===== INFORMATION SHOWN =====

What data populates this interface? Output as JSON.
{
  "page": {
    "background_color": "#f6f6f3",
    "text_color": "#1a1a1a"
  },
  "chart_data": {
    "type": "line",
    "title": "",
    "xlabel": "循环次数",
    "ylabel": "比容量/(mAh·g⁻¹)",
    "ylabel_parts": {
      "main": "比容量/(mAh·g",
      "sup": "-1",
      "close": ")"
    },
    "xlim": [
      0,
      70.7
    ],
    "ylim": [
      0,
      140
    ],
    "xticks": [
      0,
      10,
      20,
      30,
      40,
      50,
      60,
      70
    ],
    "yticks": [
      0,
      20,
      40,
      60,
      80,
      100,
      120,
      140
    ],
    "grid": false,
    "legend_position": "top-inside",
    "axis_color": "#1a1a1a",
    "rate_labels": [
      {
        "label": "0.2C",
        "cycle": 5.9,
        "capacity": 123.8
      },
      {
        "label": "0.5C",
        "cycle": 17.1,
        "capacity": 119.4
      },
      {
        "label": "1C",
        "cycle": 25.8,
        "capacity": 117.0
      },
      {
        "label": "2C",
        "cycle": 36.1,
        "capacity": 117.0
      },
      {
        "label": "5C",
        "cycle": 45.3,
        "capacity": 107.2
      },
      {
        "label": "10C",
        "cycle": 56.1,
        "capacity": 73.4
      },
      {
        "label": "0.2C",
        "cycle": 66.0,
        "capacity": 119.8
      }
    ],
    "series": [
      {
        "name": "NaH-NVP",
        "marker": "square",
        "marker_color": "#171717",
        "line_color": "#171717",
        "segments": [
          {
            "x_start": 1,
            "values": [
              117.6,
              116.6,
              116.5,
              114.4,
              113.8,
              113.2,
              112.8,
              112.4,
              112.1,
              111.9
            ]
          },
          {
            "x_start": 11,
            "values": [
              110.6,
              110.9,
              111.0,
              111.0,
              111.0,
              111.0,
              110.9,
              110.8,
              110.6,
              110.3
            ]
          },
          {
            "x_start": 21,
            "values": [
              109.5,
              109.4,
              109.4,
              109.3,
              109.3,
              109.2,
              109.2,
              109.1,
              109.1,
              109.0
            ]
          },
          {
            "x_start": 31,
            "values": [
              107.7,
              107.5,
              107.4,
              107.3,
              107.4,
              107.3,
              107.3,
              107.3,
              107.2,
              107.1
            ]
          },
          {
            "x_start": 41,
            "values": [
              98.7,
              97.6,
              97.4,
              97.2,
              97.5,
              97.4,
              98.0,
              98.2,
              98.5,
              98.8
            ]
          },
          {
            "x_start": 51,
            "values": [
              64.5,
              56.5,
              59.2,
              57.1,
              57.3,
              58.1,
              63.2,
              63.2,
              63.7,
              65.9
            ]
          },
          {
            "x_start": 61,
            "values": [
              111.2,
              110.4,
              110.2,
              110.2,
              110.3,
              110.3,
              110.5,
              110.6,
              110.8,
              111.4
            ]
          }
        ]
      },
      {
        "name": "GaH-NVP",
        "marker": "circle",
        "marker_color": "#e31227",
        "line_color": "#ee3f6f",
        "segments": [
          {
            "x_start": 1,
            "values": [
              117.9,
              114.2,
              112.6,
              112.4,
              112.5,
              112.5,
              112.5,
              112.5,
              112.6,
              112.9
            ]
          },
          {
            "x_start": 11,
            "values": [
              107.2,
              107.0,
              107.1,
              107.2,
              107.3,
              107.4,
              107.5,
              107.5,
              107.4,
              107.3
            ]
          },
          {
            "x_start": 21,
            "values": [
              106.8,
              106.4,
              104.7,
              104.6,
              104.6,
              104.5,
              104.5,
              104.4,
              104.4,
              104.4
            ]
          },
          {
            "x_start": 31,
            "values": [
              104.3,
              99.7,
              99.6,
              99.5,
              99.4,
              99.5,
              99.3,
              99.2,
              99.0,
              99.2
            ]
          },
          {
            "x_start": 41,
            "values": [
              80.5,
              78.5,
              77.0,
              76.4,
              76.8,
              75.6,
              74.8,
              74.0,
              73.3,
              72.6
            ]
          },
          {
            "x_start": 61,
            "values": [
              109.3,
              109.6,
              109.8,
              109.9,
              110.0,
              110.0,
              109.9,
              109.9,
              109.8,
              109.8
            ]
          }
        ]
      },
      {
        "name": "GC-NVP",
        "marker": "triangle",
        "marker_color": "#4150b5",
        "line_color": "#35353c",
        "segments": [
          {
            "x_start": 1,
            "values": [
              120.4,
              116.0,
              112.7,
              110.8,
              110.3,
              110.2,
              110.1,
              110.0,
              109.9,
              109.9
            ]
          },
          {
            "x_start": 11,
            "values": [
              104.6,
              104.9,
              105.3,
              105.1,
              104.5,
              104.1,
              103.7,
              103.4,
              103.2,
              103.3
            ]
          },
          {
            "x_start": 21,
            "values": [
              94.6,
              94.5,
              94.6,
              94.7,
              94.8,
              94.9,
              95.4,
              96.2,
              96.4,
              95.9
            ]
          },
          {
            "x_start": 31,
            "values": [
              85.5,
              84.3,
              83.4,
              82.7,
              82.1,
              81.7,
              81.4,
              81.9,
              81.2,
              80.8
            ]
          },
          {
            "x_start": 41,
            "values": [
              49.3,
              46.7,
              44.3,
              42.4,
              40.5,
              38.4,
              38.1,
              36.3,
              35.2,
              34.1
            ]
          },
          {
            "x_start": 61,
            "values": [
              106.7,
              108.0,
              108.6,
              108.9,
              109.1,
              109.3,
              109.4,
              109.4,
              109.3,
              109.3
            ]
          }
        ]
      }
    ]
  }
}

=====

AIM OF THE EXERCISE:
Return each line that includes "capacity".

COMPLETE ANSWER:
        "capacity": 123.8
        "capacity": 119.4
        "capacity": 117.0
        "capacity": 117.0
        "capacity": 107.2
        "capacity": 73.4
        "capacity": 119.8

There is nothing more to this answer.